(Chart and figure data)
## start

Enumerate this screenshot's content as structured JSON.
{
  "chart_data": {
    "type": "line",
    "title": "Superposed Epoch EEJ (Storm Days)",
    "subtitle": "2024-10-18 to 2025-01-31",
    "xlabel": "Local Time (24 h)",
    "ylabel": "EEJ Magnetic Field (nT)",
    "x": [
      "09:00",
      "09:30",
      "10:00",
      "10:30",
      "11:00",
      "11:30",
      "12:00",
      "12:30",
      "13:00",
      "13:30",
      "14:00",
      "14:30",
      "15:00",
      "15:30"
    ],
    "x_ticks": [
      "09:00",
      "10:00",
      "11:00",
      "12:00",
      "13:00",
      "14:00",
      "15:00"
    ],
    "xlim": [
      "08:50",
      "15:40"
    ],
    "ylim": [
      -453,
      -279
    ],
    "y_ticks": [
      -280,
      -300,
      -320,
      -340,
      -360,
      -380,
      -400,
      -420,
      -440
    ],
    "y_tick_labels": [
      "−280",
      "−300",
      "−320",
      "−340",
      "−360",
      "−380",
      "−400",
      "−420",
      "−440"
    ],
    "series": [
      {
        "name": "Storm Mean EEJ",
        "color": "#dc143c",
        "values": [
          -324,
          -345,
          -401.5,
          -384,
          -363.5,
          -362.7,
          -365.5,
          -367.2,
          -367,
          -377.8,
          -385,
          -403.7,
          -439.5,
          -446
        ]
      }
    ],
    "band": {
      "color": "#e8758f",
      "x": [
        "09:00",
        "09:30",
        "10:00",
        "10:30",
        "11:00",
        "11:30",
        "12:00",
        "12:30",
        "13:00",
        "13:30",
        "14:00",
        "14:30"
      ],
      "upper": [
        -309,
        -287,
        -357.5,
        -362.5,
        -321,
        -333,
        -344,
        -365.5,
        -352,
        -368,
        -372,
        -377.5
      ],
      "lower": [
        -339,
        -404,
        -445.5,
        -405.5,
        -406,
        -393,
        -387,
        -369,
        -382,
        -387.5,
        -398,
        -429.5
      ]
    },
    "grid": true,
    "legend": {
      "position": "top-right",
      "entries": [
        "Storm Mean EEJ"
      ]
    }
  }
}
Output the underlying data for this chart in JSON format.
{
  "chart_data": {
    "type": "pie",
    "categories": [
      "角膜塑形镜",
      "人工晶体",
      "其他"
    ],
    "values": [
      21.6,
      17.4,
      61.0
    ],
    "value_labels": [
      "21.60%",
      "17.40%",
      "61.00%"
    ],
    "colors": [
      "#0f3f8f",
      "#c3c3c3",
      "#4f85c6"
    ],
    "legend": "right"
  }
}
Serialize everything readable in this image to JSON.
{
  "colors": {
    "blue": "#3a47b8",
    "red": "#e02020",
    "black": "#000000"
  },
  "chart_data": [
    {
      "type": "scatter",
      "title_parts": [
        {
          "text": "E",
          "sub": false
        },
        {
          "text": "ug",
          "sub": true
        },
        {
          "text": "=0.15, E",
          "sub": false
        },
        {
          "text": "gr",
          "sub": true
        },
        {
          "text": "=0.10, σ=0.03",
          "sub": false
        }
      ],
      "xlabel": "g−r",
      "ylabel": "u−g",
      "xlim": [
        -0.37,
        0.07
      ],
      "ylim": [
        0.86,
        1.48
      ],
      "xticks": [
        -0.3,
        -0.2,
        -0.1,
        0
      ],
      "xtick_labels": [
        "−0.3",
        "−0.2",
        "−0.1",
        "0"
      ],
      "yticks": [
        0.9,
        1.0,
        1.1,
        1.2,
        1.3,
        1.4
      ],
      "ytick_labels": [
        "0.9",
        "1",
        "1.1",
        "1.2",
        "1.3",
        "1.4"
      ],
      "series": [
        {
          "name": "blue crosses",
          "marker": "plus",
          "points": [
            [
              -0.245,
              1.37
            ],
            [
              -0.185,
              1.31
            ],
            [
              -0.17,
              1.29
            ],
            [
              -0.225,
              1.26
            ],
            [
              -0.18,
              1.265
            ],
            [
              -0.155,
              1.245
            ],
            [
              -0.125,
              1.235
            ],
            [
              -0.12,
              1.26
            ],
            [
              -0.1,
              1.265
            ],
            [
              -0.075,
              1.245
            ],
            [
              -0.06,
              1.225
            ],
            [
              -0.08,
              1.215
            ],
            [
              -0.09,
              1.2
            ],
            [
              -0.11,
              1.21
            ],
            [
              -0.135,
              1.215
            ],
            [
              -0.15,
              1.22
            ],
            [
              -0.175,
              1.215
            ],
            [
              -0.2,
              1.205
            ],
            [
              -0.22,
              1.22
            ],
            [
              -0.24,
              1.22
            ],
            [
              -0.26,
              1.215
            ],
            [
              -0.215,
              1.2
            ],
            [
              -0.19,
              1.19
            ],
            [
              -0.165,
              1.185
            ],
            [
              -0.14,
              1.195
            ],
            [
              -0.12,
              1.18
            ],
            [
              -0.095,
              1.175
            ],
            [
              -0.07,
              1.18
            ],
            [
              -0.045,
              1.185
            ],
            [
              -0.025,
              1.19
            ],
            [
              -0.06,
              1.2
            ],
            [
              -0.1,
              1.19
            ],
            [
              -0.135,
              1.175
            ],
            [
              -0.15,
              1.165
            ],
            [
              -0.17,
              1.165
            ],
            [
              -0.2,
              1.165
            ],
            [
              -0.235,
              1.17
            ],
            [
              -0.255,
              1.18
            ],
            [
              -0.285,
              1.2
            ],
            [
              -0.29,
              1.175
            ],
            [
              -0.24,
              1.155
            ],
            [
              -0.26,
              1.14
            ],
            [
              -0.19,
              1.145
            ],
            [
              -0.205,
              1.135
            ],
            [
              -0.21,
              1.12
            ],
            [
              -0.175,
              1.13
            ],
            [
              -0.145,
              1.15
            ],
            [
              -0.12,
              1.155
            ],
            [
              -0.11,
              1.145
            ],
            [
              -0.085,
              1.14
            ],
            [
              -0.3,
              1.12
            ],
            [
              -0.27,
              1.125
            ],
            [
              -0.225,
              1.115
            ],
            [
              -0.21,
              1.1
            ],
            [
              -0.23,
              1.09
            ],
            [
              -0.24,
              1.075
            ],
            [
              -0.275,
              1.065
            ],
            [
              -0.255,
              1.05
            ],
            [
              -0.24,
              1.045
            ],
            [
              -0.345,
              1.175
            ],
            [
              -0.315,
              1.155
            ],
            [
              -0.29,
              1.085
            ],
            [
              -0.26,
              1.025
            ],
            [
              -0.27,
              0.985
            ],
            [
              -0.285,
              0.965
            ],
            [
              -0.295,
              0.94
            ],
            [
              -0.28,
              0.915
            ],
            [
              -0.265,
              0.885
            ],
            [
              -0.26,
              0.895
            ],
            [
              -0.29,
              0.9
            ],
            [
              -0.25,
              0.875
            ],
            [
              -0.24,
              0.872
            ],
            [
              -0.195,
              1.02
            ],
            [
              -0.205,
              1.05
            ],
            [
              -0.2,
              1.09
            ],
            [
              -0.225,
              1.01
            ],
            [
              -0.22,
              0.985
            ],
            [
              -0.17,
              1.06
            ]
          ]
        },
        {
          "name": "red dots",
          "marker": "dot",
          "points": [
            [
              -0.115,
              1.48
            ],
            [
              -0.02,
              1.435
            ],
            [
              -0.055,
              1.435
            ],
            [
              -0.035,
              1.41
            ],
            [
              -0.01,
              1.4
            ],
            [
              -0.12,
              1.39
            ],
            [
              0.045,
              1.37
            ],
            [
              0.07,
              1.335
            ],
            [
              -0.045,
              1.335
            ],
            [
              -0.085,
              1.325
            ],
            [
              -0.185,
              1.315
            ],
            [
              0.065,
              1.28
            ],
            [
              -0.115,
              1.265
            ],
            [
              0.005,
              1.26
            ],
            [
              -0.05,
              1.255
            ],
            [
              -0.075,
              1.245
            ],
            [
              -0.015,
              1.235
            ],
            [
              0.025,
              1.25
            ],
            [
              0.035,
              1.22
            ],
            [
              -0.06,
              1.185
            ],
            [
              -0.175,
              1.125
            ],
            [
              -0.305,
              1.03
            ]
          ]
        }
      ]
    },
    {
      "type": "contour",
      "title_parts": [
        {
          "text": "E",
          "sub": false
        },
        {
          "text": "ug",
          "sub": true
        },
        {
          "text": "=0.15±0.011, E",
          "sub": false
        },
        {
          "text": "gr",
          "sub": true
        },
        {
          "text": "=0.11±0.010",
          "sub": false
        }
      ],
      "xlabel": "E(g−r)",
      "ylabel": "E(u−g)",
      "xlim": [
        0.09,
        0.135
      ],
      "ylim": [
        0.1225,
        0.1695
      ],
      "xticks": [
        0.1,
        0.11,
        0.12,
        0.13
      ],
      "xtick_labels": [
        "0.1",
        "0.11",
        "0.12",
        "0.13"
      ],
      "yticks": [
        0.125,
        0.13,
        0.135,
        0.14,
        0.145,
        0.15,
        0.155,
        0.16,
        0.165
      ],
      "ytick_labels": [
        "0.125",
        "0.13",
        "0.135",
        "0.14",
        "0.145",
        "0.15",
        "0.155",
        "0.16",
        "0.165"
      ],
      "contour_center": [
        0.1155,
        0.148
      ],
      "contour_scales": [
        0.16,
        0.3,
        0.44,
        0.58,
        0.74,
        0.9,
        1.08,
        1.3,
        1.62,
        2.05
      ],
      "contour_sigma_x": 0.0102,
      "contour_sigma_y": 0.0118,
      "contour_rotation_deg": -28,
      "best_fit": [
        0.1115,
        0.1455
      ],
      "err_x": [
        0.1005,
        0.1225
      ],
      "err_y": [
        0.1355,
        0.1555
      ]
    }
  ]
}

## end

# Written problem:
Gather, from the listing above, every line carrying the word "type".

# Solution:
    "type": "line",
    "type": "pie",
      "type": "scatter",
      "type": "contour",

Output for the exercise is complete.